## Brief
Put every line of the records below into a JSON list of strings, with one string per line and blank lines omitted. Leave the pictures out of the answer.

(Layout element entries)
++++

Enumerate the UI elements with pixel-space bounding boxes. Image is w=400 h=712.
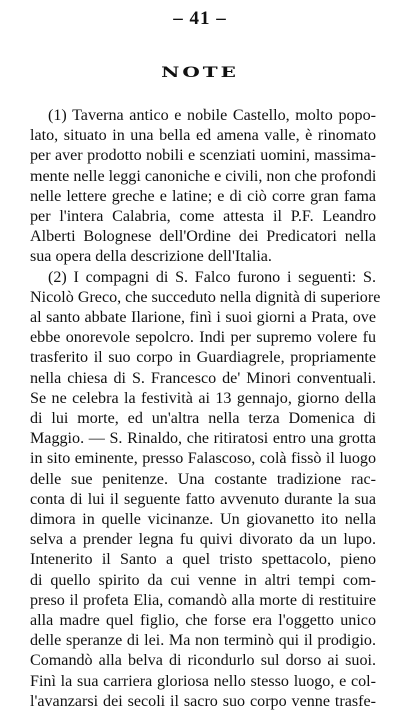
text-line: (2) I compagni di S. Falco furono i seguenti: S. (48, 268, 376, 286)
text-line: al santo abbate Ilarione, finì i suoi giorni a Prata, ove (30, 309, 376, 327)
page-number: – 41 – (173, 8, 227, 29)
text-line: in sito eminente, presso Falascoso, colà fissò il luogo (30, 450, 376, 468)
text-line: Se ne celebra la festività ai 13 gennajo, giorno della (30, 389, 376, 407)
text-line: per aver prodotto nobili e scenziati uomini, massima- (30, 147, 376, 165)
text-line: delle speranze di lei. Ma non terminò qui il prodigio. (30, 632, 376, 650)
text-line: lato, situato in una bella ed amena valle, è rinomato (30, 127, 376, 145)
note-1 (30, 106, 376, 268)
notes-heading: NOTE (161, 63, 239, 81)
text-line: Intenerito il Santo a quel tristo spettacolo, pieno (30, 551, 376, 569)
text-line: (1) Taverna antico e nobile Castello, molto popo- (48, 107, 376, 124)
text-line: Finì la sua carriera gloriosa nello stesso luogo, e col- (30, 672, 376, 690)
text-line: Nicolò Greco, che succeduto nella dignità di superiore (30, 288, 381, 306)
text-line: di quello spirito da cui venne in altri tempi com- (30, 571, 376, 589)
text-line: trasferito il suo corpo in Guardiagrele, propriamente (30, 349, 376, 367)
text-line: per l'intera Calabria, come attesta il P.F. Leandro (30, 208, 376, 226)
text-line: l'avanzarsi dei secoli il sacro suo corpo venne trasfe- (30, 692, 376, 710)
text-line: Comandò alla belva di ricondurlo sul dorso ai suoi. (30, 652, 376, 670)
text-line: mente nelle leggi canoniche e civili, non che profondi (30, 167, 377, 185)
text-line: dimora in quelle vicinanze. Un giovanetto ito nella (30, 511, 376, 529)
text-line: nelle lettere greche e latine; e di ciò corre gran fama (30, 187, 376, 205)
text-line: di lui morte, ed un'altra nella terza Domenica di (30, 410, 376, 428)
text-line: selva a prender legna fu quivi divorato da un lupo. (30, 531, 376, 549)
text-line: Alberti Bolognese dell'Ordine dei Predicatori nella (30, 228, 376, 246)
text-line: sua opera della descrizione dell'Italia. (30, 248, 272, 266)
notes-body (30, 106, 381, 712)
text-line: conta di lui il seguente fatto avvenuto durante la sua (30, 490, 376, 508)
text-line: preso il profeta Elia, comandò alla morte di restituire (30, 591, 376, 609)
note-2 (30, 268, 381, 712)
text-line: nella chiesa di S. Francesco de' Minori conventuali. (30, 369, 376, 387)
text-line: Maggio. — S. Rinaldo, che ritiratosi entro una grotta (30, 430, 376, 448)
text-line: delle sue penitenze. Una costante tradizione rac- (30, 470, 376, 488)
text-line: ebbe onorevole sepolcro. Indi per supremo volere fu (30, 329, 376, 347)
text-line: alla madre quel figlio, che forse era l'oggetto unico (30, 612, 376, 630)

++++

## Response to this exercise
[
  "Enumerate the UI elements with pixel-space bounding boxes. Image is w=400 h=712.",
  "text-line: (2) I compagni di S. Falco furono i seguenti: S. (48, 268, 376, 286)",
  "text-line: al santo abbate Ilarione, finì i suoi giorni a Prata, ove (30, 309, 376, 327)",
  "page-number: – 41 – (173, 8, 227, 29)",
  "text-line: in sito eminente, presso Falascoso, colà fissò il luogo (30, 450, 376, 468)",
  "text-line: Se ne celebra la festività ai 13 gennajo, giorno della (30, 389, 376, 407)",
  "text-line: per aver prodotto nobili e scenziati uomini, massima- (30, 147, 376, 165)",
  "text-line: delle speranze di lei. Ma non terminò qui il prodigio. (30, 632, 376, 650)",
  "text-line: lato, situato in una bella ed amena valle, è rinomato (30, 127, 376, 145)",
  "note-1 (30, 106, 376, 268)",
  "notes-heading: NOTE (161, 63, 239, 81)",
  "text-line: Intenerito il Santo a quel tristo spettacolo, pieno (30, 551, 376, 569)",
  "text-line: (1) Taverna antico e nobile Castello, molto popo- (48, 107, 376, 124)",
  "text-line: Finì la sua carriera gloriosa nello stesso luogo, e col- (30, 672, 376, 690)",
  "text-line: Nicolò Greco, che succeduto nella dignità di superiore (30, 288, 381, 306)",
  "text-line: di quello spirito da cui venne in altri tempi com- (30, 571, 376, 589)",
  "text-line: trasferito il suo corpo in Guardiagrele, propriamente (30, 349, 376, 367)",
  "text-line: per l'intera Calabria, come attesta il P.F. Leandro (30, 208, 376, 226)",
  "text-line: l'avanzarsi dei secoli il sacro suo corpo venne trasfe- (30, 692, 376, 710)",
  "text-line: Comandò alla belva di ricondurlo sul dorso ai suoi. (30, 652, 376, 670)",
  "text-line: mente nelle leggi canoniche e civili, non che profondi (30, 167, 377, 185)",
  "text-line: dimora in quelle vicinanze. Un giovanetto ito nella (30, 511, 376, 529)",
  "text-line: nelle lettere greche e latine; e di ciò corre gran fama (30, 187, 376, 205)",
  "text-line: di lui morte, ed un'altra nella terza Domenica di (30, 410, 376, 428)",
  "text-line: selva a prender legna fu quivi divorato da un lupo. (30, 531, 376, 549)",
  "text-line: Alberti Bolognese dell'Ordine dei Predicatori nella (30, 228, 376, 246)",
  "text-line: sua opera della descrizione dell'Italia. (30, 248, 272, 266)",
  "notes-body (30, 106, 381, 712)",
  "text-line: conta di lui il seguente fatto avvenuto durante la sua (30, 490, 376, 508)",
  "text-line: preso il profeta Elia, comandò alla morte di restituire (30, 591, 376, 609)",
  "note-2 (30, 268, 381, 712)",
  "text-line: nella chiesa di S. Francesco de' Minori conventuali. (30, 369, 376, 387)",
  "text-line: Maggio. — S. Rinaldo, che ritiratosi entro una grotta (30, 430, 376, 448)",
  "text-line: delle sue penitenze. Una costante tradizione rac- (30, 470, 376, 488)",
  "text-line: ebbe onorevole sepolcro. Indi per supremo volere fu (30, 329, 376, 347)",
  "text-line: alla madre quel figlio, che forse era l'oggetto unico (30, 612, 376, 630)"
]